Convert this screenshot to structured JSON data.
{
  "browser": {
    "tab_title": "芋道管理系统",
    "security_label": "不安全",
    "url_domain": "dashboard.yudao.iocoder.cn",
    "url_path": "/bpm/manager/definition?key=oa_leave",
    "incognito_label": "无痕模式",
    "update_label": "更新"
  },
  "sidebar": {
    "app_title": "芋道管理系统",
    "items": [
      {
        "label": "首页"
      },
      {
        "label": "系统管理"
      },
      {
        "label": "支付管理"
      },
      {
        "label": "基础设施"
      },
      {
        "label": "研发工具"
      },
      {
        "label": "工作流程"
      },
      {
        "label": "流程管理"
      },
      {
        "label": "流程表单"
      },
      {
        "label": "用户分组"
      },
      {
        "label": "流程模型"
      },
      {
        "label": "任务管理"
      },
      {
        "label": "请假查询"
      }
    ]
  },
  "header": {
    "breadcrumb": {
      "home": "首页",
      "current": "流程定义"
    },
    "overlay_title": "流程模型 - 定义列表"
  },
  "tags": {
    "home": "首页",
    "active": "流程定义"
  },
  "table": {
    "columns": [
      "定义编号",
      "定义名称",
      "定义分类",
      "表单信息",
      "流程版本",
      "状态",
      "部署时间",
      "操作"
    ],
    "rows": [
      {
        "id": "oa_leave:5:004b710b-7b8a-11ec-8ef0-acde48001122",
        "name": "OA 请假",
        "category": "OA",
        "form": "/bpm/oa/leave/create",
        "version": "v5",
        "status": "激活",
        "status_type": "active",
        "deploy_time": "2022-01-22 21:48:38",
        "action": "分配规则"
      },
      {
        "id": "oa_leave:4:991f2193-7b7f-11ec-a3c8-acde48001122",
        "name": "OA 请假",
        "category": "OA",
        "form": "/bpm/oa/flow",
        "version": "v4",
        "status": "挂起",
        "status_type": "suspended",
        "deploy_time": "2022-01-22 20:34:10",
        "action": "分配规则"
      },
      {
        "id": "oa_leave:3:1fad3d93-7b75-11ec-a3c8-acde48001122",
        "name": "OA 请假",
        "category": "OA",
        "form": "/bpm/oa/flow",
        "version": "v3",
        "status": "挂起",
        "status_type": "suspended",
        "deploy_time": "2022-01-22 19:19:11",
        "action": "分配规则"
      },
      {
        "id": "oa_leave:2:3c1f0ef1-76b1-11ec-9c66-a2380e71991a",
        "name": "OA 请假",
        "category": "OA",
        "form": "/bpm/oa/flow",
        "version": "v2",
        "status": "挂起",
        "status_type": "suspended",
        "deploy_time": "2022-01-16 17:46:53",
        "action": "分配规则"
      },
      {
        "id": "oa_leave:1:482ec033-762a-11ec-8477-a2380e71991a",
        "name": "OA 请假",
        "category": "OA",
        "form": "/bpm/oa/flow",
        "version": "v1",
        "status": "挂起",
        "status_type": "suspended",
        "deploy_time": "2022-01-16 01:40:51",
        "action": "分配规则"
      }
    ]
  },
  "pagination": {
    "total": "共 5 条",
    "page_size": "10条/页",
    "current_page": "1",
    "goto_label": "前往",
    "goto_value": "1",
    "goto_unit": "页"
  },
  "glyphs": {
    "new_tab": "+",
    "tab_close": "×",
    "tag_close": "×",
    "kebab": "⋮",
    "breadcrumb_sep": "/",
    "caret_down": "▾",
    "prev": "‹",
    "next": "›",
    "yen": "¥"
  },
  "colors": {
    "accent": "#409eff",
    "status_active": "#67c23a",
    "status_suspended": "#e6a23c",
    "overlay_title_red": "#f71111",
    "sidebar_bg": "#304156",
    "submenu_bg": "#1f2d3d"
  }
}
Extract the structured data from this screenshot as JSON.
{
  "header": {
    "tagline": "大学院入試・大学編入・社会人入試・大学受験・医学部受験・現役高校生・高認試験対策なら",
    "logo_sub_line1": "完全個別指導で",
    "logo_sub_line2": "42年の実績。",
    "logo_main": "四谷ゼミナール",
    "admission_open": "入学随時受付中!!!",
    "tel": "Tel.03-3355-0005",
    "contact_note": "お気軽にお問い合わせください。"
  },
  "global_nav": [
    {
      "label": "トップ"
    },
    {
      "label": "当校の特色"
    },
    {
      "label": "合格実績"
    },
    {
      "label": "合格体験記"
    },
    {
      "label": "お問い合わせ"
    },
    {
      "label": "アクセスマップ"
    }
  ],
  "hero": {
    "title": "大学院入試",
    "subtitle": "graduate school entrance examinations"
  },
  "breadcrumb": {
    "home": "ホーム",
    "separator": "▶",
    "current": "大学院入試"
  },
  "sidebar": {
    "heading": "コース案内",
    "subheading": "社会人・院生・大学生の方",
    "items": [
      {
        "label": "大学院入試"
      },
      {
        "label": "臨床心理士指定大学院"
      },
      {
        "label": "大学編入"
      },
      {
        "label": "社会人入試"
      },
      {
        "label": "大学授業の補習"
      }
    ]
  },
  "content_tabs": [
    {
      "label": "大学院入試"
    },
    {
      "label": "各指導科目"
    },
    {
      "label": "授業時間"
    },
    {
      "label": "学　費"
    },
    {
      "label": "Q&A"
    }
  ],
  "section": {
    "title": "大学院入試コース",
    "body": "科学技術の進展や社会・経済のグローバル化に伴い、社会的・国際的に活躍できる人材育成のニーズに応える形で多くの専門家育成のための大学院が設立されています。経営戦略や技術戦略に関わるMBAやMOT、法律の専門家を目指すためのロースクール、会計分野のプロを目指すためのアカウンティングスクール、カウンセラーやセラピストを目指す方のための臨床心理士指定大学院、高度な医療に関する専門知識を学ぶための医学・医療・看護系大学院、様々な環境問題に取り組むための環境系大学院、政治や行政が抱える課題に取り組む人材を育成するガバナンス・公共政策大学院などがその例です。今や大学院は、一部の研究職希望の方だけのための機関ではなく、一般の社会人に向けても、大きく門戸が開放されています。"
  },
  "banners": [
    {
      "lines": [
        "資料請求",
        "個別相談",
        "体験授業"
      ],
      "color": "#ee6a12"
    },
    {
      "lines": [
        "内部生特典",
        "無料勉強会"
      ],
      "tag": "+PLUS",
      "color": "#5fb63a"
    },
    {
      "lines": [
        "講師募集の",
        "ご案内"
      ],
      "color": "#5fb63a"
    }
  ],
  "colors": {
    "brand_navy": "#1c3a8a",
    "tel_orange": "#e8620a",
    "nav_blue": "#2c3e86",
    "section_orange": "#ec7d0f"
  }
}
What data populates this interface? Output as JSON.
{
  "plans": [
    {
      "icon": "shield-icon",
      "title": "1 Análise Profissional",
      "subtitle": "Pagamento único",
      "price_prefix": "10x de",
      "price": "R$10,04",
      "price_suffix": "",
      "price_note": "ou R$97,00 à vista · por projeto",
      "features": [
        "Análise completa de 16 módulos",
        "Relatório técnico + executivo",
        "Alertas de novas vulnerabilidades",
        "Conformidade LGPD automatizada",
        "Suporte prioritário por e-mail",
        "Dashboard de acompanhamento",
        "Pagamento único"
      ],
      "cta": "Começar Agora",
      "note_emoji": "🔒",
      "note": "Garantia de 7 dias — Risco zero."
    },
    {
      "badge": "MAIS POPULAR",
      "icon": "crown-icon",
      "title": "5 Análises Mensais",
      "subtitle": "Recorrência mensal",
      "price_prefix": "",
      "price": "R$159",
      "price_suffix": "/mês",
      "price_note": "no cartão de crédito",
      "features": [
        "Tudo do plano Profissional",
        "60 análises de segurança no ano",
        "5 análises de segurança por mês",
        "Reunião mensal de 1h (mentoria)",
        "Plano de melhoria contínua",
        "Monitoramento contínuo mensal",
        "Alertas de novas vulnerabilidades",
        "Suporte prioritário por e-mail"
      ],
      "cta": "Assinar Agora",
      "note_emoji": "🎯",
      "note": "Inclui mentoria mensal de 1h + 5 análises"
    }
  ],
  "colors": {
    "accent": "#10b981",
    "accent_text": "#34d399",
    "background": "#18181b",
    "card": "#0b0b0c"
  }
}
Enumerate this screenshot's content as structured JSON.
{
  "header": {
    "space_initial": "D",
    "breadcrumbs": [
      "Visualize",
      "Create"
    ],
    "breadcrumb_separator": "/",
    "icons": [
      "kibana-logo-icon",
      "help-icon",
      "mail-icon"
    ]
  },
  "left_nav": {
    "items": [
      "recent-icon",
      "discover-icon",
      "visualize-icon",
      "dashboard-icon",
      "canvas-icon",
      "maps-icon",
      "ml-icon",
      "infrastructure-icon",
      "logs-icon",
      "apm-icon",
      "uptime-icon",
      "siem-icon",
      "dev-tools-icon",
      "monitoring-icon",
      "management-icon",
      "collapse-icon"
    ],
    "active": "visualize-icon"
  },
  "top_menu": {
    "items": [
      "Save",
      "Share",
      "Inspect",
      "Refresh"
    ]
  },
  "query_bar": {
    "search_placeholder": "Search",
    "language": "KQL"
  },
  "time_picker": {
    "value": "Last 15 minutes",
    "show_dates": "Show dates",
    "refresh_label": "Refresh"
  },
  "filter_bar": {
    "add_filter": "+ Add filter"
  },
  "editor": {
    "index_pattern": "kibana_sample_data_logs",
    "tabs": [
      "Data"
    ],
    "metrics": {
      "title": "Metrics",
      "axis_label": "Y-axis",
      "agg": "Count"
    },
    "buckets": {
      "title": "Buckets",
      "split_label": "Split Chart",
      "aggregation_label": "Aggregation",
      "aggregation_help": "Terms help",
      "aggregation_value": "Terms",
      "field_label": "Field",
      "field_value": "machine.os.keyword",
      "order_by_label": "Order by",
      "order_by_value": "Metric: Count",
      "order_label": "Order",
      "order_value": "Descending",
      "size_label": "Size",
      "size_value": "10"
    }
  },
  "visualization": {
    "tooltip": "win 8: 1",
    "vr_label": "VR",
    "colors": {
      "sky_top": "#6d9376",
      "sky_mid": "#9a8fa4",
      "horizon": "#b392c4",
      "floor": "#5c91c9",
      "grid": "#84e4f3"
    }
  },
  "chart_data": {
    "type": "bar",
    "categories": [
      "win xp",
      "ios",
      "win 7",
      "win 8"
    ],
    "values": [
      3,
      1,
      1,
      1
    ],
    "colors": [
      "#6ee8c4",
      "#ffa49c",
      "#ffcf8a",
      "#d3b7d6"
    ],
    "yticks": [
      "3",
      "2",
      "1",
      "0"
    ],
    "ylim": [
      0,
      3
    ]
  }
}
********
**WHAT YOU HAVE TO DO:**
Which lines in the records above contain the string "mensal"? Copy each one.

**REPLY TO THE EXERCISE:**
      "subtitle": "Recorrência mensal",
        "Reunião mensal de 1h (mentoria)",
        "Monitoramento contínuo mensal",
      "note": "Inclui mentoria mensal de 1h + 5 análises"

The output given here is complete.